### Passage shown
This is a native Ruby package for reading and writing INI files.

Description

Although made popular by Windows, INI files can be used on any system thanks to their flexibility. They allow a program to store configuration data, which can then be easily parsed and changed. Two notable systems that use the INI format are Samba and Trac.

More information about INI files can be found on the Wikipedia Page.

Properties

The basic element contained in an INI file is the property. Every property has a name and a value, delimited by an equals sign =. The name appears to the left of the equals sign and the value to the right.

name=value

Sections

Section declarations start with [ and end with ] as in [section1] and [section2] shown in the example below. The section declaration marks the beginning of a section. All properties after the section declaration will be associated with that section.

Comments

All lines beginning with a semicolon ; or a number sign # are considered to be comments. Comment lines are ignored when parsing INI files.

### Goal A
Transcribe the portion of the INI file passage starting at "Although made popular" and ending at "with that section.".

Raw records:
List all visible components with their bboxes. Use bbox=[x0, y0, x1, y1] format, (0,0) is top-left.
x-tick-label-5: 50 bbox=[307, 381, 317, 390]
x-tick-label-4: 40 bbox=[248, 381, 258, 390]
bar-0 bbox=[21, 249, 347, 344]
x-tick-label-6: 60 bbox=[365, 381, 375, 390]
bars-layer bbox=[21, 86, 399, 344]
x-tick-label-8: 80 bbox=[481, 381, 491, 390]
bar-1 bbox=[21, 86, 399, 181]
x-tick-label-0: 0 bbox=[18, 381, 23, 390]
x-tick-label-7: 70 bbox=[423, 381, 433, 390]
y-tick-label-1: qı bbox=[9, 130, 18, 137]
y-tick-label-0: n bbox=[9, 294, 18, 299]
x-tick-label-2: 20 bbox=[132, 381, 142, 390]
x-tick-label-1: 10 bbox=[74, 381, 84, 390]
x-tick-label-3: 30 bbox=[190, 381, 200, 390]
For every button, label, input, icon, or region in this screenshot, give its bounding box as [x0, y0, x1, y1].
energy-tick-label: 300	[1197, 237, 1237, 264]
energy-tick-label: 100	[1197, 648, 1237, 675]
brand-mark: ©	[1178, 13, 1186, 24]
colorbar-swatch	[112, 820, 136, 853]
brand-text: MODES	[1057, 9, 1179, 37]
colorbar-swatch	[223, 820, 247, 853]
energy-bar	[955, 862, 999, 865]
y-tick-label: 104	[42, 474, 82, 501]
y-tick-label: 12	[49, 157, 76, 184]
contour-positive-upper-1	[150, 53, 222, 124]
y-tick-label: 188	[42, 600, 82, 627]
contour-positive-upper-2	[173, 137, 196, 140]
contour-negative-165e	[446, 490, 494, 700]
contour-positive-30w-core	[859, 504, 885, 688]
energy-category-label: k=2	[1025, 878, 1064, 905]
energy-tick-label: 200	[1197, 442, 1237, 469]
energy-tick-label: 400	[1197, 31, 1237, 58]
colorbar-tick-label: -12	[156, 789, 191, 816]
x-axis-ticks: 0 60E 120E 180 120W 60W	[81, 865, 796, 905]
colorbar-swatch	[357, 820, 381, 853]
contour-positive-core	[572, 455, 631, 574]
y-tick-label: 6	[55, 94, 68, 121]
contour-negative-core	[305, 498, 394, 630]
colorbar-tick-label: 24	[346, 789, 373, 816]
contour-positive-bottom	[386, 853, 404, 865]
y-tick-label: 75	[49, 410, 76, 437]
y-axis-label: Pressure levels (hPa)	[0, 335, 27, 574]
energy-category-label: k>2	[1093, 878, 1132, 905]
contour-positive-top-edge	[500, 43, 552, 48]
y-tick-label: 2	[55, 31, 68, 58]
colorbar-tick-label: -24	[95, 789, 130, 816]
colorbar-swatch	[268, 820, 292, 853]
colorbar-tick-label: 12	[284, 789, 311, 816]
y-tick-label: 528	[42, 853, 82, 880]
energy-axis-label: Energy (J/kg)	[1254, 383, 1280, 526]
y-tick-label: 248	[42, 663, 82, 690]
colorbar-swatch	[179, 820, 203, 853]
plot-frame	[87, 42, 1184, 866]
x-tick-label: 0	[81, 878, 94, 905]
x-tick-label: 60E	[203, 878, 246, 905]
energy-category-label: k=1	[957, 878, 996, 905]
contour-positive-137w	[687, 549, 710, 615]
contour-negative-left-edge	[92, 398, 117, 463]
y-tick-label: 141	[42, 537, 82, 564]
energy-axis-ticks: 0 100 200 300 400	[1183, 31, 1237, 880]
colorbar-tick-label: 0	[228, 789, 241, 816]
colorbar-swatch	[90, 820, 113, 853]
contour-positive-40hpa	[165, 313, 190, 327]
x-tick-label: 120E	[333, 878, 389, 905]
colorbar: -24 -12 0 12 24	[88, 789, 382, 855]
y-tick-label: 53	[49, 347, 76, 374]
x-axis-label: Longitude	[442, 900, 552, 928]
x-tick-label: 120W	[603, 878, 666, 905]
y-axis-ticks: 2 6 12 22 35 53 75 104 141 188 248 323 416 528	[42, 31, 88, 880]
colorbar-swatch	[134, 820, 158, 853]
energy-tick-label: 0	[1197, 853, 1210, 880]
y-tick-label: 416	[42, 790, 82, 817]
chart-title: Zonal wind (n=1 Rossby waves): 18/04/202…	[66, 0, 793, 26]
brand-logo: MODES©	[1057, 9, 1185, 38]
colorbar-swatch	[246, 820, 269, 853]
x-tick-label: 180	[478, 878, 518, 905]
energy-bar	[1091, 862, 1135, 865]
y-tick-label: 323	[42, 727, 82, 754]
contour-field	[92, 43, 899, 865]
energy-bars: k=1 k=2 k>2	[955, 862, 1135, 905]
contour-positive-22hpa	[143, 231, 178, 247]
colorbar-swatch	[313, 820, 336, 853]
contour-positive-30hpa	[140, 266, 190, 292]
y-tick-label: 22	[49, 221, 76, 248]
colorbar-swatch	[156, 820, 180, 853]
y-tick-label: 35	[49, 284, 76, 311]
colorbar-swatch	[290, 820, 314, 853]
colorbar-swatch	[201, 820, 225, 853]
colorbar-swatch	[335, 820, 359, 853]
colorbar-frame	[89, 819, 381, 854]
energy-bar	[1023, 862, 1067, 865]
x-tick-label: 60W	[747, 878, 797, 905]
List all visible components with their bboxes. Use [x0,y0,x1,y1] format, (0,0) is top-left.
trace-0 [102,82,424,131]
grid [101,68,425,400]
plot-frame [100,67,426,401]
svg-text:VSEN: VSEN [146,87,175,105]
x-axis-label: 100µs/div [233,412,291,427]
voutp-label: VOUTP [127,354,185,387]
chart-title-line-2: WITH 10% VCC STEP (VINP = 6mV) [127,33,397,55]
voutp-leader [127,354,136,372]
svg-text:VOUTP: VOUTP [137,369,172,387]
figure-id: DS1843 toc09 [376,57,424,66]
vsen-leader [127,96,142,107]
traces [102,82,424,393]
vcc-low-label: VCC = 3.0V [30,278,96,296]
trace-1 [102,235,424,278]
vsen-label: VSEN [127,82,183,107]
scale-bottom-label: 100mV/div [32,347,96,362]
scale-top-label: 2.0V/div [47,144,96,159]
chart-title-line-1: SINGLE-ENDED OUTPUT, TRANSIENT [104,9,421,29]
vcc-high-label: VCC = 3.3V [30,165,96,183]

### Goal B
Restate the records word for word, starting at their first line and ending at the line that contains "442, 1237, 469]", with both of those lines included.

### Finished answer A
Although made popular by Windows, INI files can be used on any system thanks to their flexibility. They allow a program to store configuration data, which can then be easily parsed and changed. Two notable systems that use the INI format are Samba and Trac.

More information about INI files can be found on the Wikipedia Page.

Properties

The basic element contained in an INI file is the property. Every property has a name and a value, delimited by an equals sign =. The name appears to the left of the equals sign and the value to the right.

name=value

Sections

Section declarations start with [ and end with ] as in [section1] and [section2] shown in the example below. The section declaration marks the beginning of a section. All properties after the section declaration will be associated with that section.

### Finished answer B
List all visible components with their bboxes. Use bbox=[x0, y0, x1, y1] format, (0,0) is top-left.
x-tick-label-5: 50 bbox=[307, 381, 317, 390]
x-tick-label-4: 40 bbox=[248, 381, 258, 390]
bar-0 bbox=[21, 249, 347, 344]
x-tick-label-6: 60 bbox=[365, 381, 375, 390]
bars-layer bbox=[21, 86, 399, 344]
x-tick-label-8: 80 bbox=[481, 381, 491, 390]
bar-1 bbox=[21, 86, 399, 181]
x-tick-label-0: 0 bbox=[18, 381, 23, 390]
x-tick-label-7: 70 bbox=[423, 381, 433, 390]
y-tick-label-1: qı bbox=[9, 130, 18, 137]
y-tick-label-0: n bbox=[9, 294, 18, 299]
x-tick-label-2: 20 bbox=[132, 381, 142, 390]
x-tick-label-1: 10 bbox=[74, 381, 84, 390]
x-tick-label-3: 30 bbox=[190, 381, 200, 390]
For every button, label, input, icon, or region in this screenshot, give its bounding box as [x0, y0, x1, y1].
energy-tick-label: 300	[1197, 237, 1237, 264]
energy-tick-label: 100	[1197, 648, 1237, 675]
brand-mark: ©	[1178, 13, 1186, 24]
colorbar-swatch	[112, 820, 136, 853]
brand-text: MODES	[1057, 9, 1179, 37]
colorbar-swatch	[223, 820, 247, 853]
energy-bar	[955, 862, 999, 865]
y-tick-label: 104	[42, 474, 82, 501]
y-tick-label: 12	[49, 157, 76, 184]
contour-positive-upper-1	[150, 53, 222, 124]
y-tick-label: 188	[42, 600, 82, 627]
contour-positive-upper-2	[173, 137, 196, 140]
contour-negative-165e	[446, 490, 494, 700]
contour-positive-30w-core	[859, 504, 885, 688]
energy-category-label: k=2	[1025, 878, 1064, 905]
energy-tick-label: 200	[1197, 442, 1237, 469]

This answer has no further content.